:: Data shown
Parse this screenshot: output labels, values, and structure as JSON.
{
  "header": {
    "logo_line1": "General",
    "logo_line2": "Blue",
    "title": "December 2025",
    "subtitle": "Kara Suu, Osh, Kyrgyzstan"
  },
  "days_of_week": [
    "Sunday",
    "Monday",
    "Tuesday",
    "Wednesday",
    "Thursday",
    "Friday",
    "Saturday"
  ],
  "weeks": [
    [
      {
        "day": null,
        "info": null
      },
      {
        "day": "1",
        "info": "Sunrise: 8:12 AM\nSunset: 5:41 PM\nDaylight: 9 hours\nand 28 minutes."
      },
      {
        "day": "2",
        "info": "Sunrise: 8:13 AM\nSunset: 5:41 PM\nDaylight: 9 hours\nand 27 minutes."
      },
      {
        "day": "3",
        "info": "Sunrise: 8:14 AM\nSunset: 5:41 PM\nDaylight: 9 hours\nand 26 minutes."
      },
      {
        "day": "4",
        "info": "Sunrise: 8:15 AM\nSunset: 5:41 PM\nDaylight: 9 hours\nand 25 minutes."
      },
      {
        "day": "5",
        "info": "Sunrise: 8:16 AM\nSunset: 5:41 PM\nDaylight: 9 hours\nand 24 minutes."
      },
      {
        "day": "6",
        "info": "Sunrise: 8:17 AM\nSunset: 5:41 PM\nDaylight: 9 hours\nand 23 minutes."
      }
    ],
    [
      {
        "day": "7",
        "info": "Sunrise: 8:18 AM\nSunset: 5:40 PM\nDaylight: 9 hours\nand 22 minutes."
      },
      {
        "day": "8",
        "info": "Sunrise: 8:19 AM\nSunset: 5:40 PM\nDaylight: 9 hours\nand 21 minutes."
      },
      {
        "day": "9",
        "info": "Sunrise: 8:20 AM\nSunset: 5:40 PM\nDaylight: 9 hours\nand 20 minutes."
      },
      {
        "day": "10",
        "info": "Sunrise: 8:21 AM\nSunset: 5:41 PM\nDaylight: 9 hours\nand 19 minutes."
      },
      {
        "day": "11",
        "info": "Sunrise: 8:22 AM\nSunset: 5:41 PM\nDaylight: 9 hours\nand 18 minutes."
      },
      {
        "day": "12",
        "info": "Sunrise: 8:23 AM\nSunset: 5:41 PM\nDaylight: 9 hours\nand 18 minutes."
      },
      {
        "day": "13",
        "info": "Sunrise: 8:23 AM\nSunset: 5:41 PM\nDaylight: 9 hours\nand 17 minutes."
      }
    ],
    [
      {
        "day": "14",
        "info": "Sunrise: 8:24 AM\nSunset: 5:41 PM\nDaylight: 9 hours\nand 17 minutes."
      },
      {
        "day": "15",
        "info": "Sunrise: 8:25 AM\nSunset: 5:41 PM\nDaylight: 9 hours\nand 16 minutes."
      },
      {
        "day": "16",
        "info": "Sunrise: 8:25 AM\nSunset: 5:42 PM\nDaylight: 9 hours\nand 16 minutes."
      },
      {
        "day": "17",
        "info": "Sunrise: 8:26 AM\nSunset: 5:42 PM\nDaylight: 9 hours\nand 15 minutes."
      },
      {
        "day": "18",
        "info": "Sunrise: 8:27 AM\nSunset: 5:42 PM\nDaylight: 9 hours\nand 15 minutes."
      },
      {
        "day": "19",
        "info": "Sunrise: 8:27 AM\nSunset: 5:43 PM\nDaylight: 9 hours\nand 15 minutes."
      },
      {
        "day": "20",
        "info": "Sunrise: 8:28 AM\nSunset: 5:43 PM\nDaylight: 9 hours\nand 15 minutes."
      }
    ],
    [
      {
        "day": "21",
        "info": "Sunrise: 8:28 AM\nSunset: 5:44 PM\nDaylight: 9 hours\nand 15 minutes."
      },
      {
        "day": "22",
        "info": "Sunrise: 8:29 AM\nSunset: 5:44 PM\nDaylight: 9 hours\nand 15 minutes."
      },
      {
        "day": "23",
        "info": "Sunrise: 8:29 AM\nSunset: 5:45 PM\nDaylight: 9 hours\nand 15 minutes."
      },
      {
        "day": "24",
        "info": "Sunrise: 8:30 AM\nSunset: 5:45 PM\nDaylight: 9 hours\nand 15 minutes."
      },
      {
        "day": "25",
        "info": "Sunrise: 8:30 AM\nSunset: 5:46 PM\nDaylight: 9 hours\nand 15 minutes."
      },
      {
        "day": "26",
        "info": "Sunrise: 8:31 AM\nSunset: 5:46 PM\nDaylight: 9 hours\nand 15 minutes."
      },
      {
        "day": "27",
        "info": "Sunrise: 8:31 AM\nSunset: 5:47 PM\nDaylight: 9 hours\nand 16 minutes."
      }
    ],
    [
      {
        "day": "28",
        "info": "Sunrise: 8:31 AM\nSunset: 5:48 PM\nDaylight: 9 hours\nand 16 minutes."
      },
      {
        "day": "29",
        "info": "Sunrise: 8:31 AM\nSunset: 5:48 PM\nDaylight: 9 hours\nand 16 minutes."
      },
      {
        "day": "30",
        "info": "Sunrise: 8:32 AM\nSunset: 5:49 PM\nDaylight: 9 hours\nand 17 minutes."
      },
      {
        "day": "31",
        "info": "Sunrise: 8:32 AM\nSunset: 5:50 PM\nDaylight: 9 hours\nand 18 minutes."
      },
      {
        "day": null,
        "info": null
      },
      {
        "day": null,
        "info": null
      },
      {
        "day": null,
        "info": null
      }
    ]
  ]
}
::::
Problem - Nothing in the data may differ; print all of it exactly as written.

The result -
Parse this screenshot: output labels, values, and structure as JSON.
{
  "header": {
    "logo_line1": "General",
    "logo_line2": "Blue",
    "title": "December 2025",
    "subtitle": "Kara Suu, Osh, Kyrgyzstan"
  },
  "days_of_week": [
    "Sunday",
    "Monday",
    "Tuesday",
    "Wednesday",
    "Thursday",
    "Friday",
    "Saturday"
  ],
  "weeks": [
    [
      {
        "day": null,
        "info": null
      },
      {
        "day": "1",
        "info": "Sunrise: 8:12 AM\nSunset: 5:41 PM\nDaylight: 9 hours\nand 28 minutes."
      },
      {
        "day": "2",
        "info": "Sunrise: 8:13 AM\nSunset: 5:41 PM\nDaylight: 9 hours\nand 27 minutes."
      },
      {
        "day": "3",
        "info": "Sunrise: 8:14 AM\nSunset: 5:41 PM\nDaylight: 9 hours\nand 26 minutes."
      },
      {
        "day": "4",
        "info": "Sunrise: 8:15 AM\nSunset: 5:41 PM\nDaylight: 9 hours\nand 25 minutes."
      },
      {
        "day": "5",
        "info": "Sunrise: 8:16 AM\nSunset: 5:41 PM\nDaylight: 9 hours\nand 24 minutes."
      },
      {
        "day": "6",
        "info": "Sunrise: 8:17 AM\nSunset: 5:41 PM\nDaylight: 9 hours\nand 23 minutes."
      }
    ],
    [
      {
        "day": "7",
        "info": "Sunrise: 8:18 AM\nSunset: 5:40 PM\nDaylight: 9 hours\nand 22 minutes."
      },
      {
        "day": "8",
        "info": "Sunrise: 8:19 AM\nSunset: 5:40 PM\nDaylight: 9 hours\nand 21 minutes."
      },
      {
        "day": "9",
        "info": "Sunrise: 8:20 AM\nSunset: 5:40 PM\nDaylight: 9 hours\nand 20 minutes."
      },
      {
        "day": "10",
        "info": "Sunrise: 8:21 AM\nSunset: 5:41 PM\nDaylight: 9 hours\nand 19 minutes."
      },
      {
        "day": "11",
        "info": "Sunrise: 8:22 AM\nSunset: 5:41 PM\nDaylight: 9 hours\nand 18 minutes."
      },
      {
        "day": "12",
        "info": "Sunrise: 8:23 AM\nSunset: 5:41 PM\nDaylight: 9 hours\nand 18 minutes."
      },
      {
        "day": "13",
        "info": "Sunrise: 8:23 AM\nSunset: 5:41 PM\nDaylight: 9 hours\nand 17 minutes."
      }
    ],
    [
      {
        "day": "14",
        "info": "Sunrise: 8:24 AM\nSunset: 5:41 PM\nDaylight: 9 hours\nand 17 minutes."
      },
      {
        "day": "15",
        "info": "Sunrise: 8:25 AM\nSunset: 5:41 PM\nDaylight: 9 hours\nand 16 minutes."
      },
      {
        "day": "16",
        "info": "Sunrise: 8:25 AM\nSunset: 5:42 PM\nDaylight: 9 hours\nand 16 minutes."
      },
      {
        "day": "17",
        "info": "Sunrise: 8:26 AM\nSunset: 5:42 PM\nDaylight: 9 hours\nand 15 minutes."
      },
      {
        "day": "18",
        "info": "Sunrise: 8:27 AM\nSunset: 5:42 PM\nDaylight: 9 hours\nand 15 minutes."
      },
      {
        "day": "19",
        "info": "Sunrise: 8:27 AM\nSunset: 5:43 PM\nDaylight: 9 hours\nand 15 minutes."
      },
      {
        "day": "20",
        "info": "Sunrise: 8:28 AM\nSunset: 5:43 PM\nDaylight: 9 hours\nand 15 minutes."
      }
    ],
    [
      {
        "day": "21",
        "info": "Sunrise: 8:28 AM\nSunset: 5:44 PM\nDaylight: 9 hours\nand 15 minutes."
      },
      {
        "day": "22",
        "info": "Sunrise: 8:29 AM\nSunset: 5:44 PM\nDaylight: 9 hours\nand 15 minutes."
      },
      {
        "day": "23",
        "info": "Sunrise: 8:29 AM\nSunset: 5:45 PM\nDaylight: 9 hours\nand 15 minutes."
      },
      {
        "day": "24",
        "info": "Sunrise: 8:30 AM\nSunset: 5:45 PM\nDaylight: 9 hours\nand 15 minutes."
      },
      {
        "day": "25",
        "info": "Sunrise: 8:30 AM\nSunset: 5:46 PM\nDaylight: 9 hours\nand 15 minutes."
      },
      {
        "day": "26",
        "info": "Sunrise: 8:31 AM\nSunset: 5:46 PM\nDaylight: 9 hours\nand 15 minutes."
      },
      {
        "day": "27",
        "info": "Sunrise: 8:31 AM\nSunset: 5:47 PM\nDaylight: 9 hours\nand 16 minutes."
      }
    ],
    [
      {
        "day": "28",
        "info": "Sunrise: 8:31 AM\nSunset: 5:48 PM\nDaylight: 9 hours\nand 16 minutes."
      },
      {
        "day": "29",
        "info": "Sunrise: 8:31 AM\nSunset: 5:48 PM\nDaylight: 9 hours\nand 16 minutes."
      },
      {
        "day": "30",
        "info": "Sunrise: 8:32 AM\nSunset: 5:49 PM\nDaylight: 9 hours\nand 17 minutes."
      },
      {
        "day": "31",
        "info": "Sunrise: 8:32 AM\nSunset: 5:50 PM\nDaylight: 9 hours\nand 18 minutes."
      },
      {
        "day": null,
        "info": null
      },
      {
        "day": null,
        "info": null
      },
      {
        "day": null,
        "info": null
      }
    ]
  ]
}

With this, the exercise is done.